- [EXERCISE TASK]
In the material below, count the lines with the word "data" and state that number only.

"""

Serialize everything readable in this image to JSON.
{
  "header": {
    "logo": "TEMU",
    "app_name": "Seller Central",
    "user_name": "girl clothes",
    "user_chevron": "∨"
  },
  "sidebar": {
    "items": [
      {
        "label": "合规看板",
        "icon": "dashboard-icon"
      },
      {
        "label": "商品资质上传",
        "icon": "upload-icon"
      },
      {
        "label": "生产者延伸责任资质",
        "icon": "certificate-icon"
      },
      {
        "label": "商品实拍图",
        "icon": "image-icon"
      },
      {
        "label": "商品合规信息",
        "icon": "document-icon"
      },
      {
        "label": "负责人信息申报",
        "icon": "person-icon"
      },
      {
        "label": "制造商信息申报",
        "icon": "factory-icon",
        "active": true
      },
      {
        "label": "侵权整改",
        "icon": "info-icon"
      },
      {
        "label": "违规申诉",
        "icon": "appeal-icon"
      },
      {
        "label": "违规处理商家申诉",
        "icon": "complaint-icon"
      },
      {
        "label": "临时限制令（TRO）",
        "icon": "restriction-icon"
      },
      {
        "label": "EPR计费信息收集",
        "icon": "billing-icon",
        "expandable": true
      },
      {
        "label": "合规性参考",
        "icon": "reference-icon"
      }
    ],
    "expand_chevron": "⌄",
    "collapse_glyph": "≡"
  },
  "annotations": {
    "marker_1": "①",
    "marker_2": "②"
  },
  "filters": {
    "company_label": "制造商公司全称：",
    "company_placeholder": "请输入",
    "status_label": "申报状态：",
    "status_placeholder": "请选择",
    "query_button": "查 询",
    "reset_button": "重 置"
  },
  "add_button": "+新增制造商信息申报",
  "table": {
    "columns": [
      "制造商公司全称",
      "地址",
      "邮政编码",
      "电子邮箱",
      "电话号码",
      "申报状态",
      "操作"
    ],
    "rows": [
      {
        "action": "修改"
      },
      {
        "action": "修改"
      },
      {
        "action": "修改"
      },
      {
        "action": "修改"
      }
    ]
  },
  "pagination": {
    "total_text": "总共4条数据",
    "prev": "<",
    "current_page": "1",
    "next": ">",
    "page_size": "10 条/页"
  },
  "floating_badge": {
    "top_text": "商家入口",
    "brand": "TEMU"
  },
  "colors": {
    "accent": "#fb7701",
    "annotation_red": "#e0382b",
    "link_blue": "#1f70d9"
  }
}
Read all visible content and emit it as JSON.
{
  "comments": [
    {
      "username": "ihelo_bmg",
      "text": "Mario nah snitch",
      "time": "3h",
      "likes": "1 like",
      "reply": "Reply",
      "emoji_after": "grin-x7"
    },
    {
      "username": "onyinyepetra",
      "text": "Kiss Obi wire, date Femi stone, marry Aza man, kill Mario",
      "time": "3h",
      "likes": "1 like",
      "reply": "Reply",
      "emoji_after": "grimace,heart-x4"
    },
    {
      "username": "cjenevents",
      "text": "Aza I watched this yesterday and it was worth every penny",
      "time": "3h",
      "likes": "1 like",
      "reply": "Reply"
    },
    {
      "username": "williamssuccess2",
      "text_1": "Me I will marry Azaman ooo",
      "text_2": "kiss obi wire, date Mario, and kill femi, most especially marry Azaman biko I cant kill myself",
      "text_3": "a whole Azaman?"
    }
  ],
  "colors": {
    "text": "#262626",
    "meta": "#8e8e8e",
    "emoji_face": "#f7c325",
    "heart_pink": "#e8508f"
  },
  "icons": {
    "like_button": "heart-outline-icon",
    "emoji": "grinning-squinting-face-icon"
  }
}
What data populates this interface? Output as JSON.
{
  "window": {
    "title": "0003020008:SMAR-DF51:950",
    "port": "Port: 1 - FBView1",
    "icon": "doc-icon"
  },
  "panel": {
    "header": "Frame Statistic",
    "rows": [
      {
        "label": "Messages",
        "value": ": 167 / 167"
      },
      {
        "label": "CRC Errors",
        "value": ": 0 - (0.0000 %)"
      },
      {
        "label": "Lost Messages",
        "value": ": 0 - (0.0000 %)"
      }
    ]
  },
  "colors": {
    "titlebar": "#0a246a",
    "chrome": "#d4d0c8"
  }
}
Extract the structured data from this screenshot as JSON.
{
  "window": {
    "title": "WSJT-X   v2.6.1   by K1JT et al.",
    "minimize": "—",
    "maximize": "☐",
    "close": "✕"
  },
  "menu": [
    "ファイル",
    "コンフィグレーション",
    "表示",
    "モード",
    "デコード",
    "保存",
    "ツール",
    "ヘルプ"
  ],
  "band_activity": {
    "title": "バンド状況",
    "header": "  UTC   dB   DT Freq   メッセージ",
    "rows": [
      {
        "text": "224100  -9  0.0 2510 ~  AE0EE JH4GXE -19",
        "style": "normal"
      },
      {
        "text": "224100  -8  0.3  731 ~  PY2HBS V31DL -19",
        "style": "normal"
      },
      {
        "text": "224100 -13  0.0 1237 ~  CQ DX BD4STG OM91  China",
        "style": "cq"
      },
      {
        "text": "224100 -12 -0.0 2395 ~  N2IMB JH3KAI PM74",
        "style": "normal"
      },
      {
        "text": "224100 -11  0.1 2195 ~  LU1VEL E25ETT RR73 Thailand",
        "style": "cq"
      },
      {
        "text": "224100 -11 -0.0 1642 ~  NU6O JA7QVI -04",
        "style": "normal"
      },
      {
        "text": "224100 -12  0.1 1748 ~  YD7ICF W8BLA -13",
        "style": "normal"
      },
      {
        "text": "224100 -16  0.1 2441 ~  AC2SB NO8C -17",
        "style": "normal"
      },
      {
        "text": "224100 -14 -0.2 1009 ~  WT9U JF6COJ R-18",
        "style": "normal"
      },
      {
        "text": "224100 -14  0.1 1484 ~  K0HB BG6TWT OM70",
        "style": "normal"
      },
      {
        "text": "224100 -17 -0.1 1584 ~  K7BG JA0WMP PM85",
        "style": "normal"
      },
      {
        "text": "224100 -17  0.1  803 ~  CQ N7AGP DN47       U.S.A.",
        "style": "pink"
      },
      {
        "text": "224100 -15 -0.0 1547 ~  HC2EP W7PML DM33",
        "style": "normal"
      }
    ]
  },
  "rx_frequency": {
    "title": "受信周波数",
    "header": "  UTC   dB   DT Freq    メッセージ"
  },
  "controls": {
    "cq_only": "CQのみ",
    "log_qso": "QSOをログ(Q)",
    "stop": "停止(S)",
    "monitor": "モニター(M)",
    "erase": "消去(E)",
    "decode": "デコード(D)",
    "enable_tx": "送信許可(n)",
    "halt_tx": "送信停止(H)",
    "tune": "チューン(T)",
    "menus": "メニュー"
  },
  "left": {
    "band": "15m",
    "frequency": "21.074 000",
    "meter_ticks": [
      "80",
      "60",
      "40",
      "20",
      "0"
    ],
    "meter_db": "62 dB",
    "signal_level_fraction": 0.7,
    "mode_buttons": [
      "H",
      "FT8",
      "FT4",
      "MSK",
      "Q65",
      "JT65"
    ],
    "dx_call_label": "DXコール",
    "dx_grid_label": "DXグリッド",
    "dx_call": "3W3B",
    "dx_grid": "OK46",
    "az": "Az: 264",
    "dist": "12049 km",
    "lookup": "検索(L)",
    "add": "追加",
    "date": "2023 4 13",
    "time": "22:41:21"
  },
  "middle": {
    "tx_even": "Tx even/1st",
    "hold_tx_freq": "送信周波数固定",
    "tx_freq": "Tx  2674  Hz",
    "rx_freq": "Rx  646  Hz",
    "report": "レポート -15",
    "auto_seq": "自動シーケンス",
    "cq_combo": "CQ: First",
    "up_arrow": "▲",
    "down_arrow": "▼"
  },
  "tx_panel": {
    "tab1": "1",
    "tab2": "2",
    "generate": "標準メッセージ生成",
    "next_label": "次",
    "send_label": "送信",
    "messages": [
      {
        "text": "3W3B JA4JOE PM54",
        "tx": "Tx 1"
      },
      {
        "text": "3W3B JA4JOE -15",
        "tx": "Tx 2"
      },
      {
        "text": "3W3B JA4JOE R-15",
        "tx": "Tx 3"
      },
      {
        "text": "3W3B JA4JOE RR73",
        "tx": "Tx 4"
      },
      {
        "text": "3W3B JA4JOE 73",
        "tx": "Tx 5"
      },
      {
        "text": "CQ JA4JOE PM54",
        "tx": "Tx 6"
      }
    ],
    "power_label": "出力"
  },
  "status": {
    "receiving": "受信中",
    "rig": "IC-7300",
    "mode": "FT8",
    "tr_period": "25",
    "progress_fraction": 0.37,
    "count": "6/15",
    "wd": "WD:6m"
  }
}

"""

- [EXERCISE ANSWER]
2